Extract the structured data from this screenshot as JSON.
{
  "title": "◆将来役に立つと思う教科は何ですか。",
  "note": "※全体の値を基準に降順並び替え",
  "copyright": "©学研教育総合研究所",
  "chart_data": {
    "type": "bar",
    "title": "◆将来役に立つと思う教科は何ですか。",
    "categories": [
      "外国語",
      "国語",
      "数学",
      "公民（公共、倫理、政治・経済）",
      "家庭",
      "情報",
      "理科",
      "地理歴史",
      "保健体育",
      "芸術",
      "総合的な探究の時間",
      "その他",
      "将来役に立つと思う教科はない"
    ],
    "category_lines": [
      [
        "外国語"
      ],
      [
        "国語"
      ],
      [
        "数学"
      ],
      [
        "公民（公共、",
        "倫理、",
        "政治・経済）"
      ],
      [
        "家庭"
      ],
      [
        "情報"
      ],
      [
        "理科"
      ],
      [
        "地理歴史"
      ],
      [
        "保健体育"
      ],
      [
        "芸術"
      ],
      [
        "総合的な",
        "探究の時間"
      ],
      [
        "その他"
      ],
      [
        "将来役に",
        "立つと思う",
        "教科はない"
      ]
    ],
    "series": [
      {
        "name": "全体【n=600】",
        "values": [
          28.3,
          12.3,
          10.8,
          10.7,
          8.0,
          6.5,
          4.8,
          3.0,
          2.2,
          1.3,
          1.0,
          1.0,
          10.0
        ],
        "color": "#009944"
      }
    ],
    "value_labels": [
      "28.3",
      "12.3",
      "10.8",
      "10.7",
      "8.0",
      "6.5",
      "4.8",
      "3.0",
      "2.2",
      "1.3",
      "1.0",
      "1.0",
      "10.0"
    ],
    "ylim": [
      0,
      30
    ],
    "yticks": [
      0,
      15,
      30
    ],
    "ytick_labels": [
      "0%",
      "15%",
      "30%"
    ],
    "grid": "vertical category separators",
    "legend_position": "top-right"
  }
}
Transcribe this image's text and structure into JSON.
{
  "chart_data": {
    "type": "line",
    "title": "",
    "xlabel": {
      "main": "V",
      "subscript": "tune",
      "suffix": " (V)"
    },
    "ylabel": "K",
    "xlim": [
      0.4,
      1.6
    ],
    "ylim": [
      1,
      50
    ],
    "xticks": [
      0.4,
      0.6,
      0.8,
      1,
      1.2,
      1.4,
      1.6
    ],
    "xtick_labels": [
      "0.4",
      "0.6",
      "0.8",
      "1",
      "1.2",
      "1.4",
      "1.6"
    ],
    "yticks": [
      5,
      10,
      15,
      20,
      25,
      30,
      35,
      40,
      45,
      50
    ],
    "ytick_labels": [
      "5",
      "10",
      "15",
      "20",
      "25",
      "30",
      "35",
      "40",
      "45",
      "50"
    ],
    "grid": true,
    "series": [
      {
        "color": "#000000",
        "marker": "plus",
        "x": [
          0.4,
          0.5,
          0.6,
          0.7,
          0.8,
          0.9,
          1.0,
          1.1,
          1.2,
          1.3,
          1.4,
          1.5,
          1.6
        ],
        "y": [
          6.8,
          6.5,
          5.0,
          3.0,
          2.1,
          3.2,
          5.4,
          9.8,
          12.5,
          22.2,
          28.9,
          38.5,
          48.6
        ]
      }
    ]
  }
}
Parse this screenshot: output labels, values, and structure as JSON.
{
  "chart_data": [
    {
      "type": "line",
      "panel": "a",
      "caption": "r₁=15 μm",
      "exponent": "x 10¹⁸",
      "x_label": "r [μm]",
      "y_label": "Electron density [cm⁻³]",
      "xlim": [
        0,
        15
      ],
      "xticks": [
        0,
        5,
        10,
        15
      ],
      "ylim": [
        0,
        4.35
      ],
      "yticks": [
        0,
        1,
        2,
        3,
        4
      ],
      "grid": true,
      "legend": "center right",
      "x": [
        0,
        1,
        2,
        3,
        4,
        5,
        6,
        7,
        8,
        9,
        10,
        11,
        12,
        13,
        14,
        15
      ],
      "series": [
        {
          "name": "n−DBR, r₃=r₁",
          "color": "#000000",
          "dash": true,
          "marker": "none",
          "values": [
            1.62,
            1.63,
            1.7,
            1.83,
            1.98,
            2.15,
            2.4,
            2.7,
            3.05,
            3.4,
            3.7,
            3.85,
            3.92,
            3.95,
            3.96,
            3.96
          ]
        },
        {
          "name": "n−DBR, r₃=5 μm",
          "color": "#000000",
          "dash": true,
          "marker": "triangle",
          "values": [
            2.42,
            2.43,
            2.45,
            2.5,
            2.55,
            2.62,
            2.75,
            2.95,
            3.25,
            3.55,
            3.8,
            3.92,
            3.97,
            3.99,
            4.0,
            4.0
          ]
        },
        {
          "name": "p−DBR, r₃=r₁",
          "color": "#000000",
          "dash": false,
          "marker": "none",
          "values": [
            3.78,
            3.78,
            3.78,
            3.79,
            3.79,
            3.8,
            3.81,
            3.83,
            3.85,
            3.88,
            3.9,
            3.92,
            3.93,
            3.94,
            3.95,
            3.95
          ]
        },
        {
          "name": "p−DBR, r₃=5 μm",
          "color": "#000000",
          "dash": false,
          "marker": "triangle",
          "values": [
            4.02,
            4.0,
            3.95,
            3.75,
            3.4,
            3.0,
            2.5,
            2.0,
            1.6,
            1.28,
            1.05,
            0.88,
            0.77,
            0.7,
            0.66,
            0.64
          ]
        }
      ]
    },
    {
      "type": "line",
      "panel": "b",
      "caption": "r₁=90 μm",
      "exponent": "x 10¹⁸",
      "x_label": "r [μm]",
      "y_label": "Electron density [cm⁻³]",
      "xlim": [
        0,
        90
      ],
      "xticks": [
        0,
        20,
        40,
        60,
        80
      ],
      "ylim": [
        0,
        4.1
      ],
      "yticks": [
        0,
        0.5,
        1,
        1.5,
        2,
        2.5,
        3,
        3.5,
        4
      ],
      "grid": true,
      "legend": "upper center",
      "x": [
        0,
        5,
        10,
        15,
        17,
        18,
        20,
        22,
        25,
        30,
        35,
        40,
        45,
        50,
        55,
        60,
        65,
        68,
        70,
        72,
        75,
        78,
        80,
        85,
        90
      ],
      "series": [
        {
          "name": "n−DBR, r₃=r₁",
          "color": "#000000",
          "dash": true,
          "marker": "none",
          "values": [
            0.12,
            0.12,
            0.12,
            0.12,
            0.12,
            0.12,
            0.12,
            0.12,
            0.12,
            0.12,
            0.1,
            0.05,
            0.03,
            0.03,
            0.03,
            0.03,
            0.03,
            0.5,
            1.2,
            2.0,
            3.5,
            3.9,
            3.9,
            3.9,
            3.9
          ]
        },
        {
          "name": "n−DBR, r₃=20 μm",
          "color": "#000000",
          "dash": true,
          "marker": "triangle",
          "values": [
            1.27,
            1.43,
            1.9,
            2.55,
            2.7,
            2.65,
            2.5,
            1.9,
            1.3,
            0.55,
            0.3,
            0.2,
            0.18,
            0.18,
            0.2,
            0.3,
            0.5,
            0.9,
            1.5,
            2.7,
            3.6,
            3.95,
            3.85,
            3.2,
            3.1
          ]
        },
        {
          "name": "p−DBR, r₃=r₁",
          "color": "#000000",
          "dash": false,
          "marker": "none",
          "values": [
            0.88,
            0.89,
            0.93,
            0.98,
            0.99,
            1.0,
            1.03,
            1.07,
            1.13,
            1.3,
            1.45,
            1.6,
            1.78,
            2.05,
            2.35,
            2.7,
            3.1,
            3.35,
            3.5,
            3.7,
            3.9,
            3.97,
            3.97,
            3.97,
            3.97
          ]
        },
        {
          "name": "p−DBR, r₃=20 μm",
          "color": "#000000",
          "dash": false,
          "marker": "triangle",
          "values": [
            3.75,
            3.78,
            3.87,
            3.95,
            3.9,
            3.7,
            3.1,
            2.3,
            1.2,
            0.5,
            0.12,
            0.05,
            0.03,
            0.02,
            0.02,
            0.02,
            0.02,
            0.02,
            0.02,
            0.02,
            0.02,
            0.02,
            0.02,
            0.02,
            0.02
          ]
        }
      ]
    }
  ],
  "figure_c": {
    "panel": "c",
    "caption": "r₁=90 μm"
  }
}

_Instructions for the task_
Find how many lines include the string "screenshot" and report that number alone.

_Response_
2